- [TASK OBJECTIVE]:
Find each line with the string "JSON" and report it.

Collected data entries:
* * * * *

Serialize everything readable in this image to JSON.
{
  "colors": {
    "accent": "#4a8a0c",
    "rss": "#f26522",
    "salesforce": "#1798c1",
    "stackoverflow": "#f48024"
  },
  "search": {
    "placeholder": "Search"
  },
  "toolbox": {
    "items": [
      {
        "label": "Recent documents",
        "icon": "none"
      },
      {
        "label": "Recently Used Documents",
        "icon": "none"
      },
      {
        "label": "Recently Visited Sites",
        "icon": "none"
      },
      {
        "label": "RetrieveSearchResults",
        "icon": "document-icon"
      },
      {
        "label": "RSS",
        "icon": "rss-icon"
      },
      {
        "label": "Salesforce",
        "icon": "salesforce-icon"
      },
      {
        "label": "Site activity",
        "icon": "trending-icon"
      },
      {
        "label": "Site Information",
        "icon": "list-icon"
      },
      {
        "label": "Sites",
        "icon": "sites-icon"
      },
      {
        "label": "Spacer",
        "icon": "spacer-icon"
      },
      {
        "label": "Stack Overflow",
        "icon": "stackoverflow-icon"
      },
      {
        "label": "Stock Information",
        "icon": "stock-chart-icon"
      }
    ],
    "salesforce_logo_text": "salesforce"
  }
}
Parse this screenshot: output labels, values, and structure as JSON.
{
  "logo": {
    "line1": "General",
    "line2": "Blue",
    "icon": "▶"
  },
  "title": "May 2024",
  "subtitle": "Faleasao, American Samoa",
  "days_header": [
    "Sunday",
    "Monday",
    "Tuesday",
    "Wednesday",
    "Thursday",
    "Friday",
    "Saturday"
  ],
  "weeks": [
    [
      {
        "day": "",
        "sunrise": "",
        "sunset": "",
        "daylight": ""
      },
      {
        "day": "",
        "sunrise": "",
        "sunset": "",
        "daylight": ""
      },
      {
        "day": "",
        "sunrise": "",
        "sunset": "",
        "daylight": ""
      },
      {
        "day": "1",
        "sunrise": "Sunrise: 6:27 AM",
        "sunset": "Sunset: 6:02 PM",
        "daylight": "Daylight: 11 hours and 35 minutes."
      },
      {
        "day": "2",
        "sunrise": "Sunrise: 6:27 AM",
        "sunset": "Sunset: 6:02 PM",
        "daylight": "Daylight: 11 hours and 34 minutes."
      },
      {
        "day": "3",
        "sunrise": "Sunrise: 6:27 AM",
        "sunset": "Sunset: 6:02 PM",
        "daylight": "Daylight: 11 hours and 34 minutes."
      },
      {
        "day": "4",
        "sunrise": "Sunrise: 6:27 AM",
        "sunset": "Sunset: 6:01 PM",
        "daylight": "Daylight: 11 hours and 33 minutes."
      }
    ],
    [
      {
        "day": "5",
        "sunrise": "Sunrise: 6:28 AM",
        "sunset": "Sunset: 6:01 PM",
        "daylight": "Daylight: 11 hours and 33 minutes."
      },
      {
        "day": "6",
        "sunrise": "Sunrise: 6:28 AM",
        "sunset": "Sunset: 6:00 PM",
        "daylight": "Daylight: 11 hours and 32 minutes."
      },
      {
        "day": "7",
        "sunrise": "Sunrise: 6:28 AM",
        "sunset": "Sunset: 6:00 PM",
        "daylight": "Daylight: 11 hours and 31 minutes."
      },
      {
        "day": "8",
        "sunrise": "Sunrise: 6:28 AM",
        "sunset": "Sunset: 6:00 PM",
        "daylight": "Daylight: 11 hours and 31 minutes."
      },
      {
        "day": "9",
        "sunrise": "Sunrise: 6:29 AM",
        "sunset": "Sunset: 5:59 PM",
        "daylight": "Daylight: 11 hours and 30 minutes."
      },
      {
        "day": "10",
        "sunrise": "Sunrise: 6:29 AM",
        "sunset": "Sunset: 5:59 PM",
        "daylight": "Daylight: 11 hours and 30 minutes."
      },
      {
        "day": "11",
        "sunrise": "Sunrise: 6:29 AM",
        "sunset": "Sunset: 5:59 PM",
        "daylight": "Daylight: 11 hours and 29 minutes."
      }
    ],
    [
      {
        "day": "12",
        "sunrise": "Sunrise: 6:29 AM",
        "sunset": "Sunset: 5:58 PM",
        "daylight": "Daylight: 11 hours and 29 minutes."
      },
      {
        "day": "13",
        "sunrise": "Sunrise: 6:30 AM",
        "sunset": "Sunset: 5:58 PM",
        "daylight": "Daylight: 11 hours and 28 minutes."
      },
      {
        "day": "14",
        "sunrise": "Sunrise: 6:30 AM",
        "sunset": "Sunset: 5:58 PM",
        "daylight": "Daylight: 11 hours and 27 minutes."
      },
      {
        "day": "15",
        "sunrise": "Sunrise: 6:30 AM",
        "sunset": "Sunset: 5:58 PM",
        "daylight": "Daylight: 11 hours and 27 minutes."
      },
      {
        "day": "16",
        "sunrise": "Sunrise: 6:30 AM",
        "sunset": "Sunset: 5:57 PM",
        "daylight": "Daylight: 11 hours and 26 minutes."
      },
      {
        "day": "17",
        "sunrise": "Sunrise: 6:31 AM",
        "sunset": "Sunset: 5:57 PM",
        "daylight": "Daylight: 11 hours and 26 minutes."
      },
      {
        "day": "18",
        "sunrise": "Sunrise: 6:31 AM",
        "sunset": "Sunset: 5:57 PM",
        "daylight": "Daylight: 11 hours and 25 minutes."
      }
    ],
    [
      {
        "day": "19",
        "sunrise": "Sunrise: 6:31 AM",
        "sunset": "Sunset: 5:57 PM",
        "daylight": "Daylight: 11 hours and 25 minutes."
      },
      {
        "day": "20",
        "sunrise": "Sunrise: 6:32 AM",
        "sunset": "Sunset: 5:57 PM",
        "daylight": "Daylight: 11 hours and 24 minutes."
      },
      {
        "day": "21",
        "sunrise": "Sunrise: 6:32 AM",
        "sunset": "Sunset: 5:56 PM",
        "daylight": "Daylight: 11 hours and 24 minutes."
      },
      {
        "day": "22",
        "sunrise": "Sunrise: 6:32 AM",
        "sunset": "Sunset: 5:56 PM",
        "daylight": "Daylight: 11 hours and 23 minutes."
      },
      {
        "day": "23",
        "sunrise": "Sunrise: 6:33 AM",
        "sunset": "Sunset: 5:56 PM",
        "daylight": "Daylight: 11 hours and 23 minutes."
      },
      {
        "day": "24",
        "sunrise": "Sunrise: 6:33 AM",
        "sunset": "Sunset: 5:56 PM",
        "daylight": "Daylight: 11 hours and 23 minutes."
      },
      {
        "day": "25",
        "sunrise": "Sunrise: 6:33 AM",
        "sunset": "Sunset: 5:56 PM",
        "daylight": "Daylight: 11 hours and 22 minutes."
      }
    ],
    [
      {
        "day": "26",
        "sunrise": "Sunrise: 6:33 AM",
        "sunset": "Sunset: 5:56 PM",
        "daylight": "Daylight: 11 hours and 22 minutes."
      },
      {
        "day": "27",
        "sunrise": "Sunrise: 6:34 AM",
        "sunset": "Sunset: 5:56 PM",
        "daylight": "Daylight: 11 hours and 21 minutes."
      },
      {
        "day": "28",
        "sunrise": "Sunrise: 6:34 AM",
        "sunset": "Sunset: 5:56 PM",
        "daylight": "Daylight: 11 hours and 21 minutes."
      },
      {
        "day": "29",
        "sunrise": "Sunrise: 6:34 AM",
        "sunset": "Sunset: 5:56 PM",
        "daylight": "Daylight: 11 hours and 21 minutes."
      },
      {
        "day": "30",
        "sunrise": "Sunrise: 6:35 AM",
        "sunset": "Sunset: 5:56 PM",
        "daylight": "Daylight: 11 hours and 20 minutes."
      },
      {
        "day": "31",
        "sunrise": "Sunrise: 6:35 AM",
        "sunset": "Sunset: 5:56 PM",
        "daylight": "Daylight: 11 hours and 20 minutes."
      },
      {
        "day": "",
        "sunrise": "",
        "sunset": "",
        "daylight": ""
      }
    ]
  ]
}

* * * * *

- [RESPONSE]:
Serialize everything readable in this image to JSON.
Parse this screenshot: output labels, values, and structure as JSON.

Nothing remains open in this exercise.